What the task asks: In the entries below, find every line holding the string "સલટન" and collect it.

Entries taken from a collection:
..........

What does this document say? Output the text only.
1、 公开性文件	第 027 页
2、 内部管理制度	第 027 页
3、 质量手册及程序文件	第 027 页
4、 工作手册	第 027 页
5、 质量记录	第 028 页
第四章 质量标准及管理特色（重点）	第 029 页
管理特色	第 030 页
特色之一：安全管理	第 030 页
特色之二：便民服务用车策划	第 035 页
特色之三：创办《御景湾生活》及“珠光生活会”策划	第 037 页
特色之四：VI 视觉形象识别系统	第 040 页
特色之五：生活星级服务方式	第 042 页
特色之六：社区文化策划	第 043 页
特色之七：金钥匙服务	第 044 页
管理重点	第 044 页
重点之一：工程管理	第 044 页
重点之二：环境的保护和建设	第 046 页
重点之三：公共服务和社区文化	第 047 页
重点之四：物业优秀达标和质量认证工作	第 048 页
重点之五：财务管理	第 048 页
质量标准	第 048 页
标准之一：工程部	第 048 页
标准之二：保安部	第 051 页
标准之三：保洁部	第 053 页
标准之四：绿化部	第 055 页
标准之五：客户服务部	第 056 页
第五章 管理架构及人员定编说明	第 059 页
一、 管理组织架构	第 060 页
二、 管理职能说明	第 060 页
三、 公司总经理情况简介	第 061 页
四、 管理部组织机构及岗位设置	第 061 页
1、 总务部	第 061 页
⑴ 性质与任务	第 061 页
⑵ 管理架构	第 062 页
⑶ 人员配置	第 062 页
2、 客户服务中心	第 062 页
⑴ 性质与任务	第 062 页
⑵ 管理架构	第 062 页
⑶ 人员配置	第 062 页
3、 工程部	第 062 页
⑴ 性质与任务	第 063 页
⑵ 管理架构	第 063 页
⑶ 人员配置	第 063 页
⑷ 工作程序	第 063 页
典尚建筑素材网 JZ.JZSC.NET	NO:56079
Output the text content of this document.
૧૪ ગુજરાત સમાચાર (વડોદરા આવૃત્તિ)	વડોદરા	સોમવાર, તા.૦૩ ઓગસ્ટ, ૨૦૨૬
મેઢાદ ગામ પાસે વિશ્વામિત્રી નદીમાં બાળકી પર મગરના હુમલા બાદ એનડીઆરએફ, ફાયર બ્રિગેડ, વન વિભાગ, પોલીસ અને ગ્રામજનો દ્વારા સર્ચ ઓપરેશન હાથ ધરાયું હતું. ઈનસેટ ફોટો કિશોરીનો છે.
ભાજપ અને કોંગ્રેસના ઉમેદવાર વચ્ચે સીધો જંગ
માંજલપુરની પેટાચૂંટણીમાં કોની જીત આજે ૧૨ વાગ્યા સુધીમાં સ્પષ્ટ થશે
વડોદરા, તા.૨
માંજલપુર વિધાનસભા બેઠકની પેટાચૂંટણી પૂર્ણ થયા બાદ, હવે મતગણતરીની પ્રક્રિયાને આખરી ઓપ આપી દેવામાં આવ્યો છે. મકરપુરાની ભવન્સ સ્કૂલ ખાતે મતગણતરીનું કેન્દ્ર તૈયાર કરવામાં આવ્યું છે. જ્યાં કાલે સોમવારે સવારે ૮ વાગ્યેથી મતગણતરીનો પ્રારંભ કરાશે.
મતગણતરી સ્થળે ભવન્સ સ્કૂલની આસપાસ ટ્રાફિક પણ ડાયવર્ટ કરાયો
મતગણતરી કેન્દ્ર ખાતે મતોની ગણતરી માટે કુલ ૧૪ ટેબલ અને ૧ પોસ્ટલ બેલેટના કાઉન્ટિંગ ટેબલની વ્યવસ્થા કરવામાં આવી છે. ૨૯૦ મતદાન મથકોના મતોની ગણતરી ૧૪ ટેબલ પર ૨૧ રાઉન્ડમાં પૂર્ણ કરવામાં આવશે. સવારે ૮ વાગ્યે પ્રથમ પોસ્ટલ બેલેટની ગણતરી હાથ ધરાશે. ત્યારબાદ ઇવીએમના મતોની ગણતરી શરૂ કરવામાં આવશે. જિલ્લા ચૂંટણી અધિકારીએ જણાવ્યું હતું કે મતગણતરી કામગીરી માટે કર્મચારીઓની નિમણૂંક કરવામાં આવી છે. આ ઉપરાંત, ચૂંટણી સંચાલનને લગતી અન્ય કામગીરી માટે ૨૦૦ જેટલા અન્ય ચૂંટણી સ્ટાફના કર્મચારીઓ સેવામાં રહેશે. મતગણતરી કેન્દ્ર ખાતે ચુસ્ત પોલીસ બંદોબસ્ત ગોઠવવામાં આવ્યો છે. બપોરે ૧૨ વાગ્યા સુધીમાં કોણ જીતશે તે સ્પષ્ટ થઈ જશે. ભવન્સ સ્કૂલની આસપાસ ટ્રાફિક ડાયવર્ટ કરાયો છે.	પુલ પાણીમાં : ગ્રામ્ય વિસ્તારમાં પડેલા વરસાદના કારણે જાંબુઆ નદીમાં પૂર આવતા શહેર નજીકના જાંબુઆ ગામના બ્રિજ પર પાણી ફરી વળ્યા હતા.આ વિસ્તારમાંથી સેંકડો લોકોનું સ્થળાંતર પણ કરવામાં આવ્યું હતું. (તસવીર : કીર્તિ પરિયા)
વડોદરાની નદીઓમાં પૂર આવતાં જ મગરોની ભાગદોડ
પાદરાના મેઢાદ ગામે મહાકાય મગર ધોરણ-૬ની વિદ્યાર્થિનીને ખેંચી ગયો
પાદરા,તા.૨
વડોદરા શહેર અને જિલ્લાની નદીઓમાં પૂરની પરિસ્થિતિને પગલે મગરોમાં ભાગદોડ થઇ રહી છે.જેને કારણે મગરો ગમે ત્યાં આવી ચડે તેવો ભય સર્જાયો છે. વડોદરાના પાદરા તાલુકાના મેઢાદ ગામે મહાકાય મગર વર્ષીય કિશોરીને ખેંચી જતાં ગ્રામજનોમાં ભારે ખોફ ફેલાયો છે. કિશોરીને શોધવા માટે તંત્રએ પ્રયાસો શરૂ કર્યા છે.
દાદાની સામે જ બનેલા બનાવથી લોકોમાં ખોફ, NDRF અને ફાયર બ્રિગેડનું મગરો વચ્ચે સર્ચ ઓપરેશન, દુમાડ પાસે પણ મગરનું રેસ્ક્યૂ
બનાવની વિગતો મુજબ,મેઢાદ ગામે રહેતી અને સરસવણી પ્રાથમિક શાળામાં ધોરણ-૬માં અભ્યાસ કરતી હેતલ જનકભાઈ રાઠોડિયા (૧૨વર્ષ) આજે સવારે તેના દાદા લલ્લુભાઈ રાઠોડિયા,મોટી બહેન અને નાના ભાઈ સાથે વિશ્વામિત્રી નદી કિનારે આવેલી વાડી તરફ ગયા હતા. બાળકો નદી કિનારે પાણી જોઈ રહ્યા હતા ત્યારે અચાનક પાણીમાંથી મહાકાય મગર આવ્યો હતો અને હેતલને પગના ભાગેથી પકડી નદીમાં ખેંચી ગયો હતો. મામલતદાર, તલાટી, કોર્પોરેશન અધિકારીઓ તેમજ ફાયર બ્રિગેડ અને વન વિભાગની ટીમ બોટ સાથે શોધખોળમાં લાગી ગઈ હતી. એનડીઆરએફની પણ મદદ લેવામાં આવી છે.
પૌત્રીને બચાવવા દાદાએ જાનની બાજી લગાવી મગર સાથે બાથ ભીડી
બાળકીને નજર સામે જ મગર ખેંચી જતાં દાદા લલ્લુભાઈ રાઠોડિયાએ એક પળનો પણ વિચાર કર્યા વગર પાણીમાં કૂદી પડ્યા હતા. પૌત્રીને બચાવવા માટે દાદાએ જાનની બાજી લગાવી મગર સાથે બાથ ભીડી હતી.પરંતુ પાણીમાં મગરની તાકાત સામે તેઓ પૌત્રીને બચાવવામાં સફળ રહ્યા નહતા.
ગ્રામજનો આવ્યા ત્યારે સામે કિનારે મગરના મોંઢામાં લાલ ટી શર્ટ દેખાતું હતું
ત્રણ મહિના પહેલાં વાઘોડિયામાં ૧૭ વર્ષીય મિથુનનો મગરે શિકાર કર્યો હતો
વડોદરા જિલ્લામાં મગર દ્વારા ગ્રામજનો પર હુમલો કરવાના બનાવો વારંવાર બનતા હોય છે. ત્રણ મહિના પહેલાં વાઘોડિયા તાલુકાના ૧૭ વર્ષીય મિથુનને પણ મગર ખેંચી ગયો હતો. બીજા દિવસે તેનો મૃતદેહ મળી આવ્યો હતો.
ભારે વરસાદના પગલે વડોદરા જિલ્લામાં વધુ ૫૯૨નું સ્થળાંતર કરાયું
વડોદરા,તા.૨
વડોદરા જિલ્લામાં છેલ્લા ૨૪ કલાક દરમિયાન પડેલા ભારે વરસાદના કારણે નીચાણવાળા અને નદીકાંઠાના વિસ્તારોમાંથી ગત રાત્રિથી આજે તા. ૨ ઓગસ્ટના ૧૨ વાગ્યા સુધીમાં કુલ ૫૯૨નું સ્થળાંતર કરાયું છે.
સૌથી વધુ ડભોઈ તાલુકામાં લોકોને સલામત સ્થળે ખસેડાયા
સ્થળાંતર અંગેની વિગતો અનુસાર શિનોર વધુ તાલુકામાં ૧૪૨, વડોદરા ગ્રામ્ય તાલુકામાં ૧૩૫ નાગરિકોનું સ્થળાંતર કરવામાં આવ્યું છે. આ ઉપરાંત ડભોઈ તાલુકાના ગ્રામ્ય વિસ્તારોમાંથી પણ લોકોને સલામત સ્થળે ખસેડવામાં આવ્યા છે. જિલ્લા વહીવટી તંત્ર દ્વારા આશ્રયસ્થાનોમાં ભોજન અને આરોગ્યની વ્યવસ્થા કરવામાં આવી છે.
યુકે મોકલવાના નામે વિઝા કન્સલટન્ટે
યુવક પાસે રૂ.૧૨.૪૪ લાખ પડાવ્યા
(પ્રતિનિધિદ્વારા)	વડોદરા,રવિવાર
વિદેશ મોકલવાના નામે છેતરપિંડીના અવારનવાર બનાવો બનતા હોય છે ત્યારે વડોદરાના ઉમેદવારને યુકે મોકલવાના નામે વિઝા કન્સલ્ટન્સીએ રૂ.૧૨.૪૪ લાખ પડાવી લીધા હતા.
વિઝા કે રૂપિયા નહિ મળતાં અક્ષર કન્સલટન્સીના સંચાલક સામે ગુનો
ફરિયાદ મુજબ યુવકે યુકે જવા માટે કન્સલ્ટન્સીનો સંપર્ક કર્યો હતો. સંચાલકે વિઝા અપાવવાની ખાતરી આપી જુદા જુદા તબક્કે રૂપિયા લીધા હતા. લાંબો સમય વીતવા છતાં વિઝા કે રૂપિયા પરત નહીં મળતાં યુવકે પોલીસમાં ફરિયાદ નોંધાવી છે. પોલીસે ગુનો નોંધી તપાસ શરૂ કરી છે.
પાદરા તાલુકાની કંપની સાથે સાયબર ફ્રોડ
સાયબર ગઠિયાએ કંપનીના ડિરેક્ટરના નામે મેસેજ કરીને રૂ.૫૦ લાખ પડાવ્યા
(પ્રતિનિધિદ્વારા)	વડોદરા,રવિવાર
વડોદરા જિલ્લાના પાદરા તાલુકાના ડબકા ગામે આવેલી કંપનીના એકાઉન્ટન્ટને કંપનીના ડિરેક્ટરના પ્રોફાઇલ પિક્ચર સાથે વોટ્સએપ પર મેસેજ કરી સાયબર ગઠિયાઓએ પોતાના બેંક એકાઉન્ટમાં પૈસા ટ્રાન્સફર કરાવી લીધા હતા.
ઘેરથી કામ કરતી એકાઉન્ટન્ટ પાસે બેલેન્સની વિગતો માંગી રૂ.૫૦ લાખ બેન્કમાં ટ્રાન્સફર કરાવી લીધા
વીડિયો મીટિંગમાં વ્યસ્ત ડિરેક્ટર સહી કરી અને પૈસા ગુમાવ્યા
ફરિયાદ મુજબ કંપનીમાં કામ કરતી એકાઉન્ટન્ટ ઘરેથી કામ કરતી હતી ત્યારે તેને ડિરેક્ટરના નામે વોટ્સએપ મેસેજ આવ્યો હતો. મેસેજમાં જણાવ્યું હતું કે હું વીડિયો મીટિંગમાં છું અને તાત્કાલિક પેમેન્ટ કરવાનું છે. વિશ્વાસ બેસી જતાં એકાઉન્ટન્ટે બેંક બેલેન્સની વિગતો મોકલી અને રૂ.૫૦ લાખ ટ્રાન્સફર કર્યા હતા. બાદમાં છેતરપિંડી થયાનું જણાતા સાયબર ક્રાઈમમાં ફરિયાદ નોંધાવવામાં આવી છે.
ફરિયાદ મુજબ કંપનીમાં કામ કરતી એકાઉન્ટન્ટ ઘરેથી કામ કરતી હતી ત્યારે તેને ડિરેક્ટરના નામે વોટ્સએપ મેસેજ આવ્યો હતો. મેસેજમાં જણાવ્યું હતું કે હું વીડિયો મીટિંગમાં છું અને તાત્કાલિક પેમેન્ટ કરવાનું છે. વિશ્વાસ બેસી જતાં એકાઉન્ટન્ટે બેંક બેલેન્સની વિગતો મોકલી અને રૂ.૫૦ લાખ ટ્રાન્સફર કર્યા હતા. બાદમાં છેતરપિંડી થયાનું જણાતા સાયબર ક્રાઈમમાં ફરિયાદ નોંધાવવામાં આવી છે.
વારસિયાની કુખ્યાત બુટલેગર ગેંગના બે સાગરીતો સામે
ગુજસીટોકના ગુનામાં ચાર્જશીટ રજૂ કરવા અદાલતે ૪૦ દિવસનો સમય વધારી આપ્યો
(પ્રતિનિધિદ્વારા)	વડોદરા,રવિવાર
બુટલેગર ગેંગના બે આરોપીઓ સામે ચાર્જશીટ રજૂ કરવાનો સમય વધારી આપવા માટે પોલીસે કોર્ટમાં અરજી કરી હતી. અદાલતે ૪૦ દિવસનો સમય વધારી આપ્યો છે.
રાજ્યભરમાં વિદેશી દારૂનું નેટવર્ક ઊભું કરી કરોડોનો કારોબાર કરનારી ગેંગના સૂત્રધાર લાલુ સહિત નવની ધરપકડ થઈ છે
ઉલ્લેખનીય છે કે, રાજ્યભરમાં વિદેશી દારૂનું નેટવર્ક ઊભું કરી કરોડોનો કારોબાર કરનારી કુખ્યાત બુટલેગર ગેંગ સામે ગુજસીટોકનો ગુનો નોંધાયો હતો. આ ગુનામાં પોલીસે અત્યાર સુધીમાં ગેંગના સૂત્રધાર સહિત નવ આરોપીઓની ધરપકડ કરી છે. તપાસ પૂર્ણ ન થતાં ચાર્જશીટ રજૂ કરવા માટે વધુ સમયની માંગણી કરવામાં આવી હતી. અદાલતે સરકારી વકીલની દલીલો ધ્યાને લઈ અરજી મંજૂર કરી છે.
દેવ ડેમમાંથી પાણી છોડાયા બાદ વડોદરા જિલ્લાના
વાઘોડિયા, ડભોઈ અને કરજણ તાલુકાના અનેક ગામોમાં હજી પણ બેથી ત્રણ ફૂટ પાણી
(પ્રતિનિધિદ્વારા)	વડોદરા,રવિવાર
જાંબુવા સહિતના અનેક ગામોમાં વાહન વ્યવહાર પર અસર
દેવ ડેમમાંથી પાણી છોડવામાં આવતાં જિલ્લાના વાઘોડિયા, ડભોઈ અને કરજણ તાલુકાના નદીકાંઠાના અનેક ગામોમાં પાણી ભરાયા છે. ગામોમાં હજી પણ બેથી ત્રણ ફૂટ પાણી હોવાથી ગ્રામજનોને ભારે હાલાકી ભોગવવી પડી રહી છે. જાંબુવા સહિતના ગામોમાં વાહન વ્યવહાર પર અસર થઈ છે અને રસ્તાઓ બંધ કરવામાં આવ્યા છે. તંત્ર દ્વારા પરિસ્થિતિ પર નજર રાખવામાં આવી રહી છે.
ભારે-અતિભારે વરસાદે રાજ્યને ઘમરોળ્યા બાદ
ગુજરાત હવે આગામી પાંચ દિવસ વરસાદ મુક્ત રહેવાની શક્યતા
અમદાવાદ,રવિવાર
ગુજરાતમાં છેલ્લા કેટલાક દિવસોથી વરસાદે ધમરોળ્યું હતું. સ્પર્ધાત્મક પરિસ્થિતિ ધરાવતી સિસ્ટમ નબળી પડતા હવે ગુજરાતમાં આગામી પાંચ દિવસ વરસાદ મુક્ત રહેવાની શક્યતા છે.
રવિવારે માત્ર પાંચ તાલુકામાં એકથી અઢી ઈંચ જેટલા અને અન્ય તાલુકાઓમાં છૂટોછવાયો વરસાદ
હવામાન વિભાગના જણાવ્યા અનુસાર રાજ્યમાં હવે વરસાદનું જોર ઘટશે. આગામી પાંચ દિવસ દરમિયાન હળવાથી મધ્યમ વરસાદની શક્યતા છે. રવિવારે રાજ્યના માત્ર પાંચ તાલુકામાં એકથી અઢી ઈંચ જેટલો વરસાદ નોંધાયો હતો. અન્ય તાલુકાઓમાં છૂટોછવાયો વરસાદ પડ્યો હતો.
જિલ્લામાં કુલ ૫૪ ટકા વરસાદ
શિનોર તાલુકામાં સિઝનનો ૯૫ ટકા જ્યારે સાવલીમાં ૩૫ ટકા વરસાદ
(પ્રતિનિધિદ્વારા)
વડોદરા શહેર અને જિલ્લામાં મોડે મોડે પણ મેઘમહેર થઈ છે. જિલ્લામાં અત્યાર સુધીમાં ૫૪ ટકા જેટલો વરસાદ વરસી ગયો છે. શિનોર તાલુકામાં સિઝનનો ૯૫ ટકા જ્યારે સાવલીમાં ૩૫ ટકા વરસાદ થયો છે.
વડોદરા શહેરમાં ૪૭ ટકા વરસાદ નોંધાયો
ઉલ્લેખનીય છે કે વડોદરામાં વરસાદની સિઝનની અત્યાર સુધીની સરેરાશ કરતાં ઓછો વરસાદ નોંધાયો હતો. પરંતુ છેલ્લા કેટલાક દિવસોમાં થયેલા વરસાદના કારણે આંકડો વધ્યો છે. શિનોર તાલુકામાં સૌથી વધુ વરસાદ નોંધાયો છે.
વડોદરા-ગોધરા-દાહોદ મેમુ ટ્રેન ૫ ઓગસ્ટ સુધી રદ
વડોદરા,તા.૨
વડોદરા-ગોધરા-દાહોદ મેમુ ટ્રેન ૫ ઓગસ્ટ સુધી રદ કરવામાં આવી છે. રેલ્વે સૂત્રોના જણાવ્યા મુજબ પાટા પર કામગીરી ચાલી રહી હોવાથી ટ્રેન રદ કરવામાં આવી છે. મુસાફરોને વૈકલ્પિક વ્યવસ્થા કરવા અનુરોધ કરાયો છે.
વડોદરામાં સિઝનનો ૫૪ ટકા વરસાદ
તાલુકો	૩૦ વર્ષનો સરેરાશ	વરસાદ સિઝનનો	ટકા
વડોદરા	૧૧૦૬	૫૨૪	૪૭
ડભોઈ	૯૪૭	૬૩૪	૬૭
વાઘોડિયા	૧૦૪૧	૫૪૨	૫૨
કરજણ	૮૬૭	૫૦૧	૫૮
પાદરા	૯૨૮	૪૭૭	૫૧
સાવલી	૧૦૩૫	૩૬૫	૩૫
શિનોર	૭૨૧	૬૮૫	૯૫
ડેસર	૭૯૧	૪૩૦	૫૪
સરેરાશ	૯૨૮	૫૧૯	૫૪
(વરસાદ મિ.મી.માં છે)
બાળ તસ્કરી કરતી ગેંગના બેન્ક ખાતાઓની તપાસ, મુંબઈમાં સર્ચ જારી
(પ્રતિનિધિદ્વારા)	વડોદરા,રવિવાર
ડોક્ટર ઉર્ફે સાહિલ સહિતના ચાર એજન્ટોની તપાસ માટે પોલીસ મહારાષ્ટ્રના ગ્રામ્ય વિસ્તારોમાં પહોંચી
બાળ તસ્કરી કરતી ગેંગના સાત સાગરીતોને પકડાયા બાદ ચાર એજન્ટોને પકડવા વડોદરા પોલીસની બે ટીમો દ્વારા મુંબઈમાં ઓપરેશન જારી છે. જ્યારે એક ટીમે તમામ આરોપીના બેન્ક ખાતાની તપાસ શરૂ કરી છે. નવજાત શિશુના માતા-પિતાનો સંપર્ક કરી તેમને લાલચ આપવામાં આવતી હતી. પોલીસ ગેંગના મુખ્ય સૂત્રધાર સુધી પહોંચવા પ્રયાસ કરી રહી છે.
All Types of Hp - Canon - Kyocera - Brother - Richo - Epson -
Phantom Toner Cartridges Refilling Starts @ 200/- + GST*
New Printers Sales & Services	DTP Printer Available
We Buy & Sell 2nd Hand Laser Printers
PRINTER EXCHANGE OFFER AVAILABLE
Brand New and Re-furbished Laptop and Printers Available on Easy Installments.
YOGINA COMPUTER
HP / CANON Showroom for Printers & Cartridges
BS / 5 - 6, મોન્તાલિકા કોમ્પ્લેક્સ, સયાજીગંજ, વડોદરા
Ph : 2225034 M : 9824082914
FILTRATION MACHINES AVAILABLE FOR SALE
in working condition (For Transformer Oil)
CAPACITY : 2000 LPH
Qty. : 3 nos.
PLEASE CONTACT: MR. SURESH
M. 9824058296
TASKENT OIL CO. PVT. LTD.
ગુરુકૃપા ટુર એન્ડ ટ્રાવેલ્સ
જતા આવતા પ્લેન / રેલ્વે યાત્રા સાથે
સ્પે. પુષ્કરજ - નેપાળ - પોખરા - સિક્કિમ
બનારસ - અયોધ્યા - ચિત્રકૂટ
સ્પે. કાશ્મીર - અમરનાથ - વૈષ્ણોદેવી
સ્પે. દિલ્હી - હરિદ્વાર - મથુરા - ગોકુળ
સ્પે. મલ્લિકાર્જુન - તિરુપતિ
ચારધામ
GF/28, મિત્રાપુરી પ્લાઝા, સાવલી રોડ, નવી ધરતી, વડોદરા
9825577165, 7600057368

..........

Task solution:
યુકે મોકલવાના નામે વિઝા કન્સલટન્ટે
વિઝા કે રૂપિયા નહિ મળતાં અક્ષર કન્સલટન્સીના સંચાલક સામે ગુનો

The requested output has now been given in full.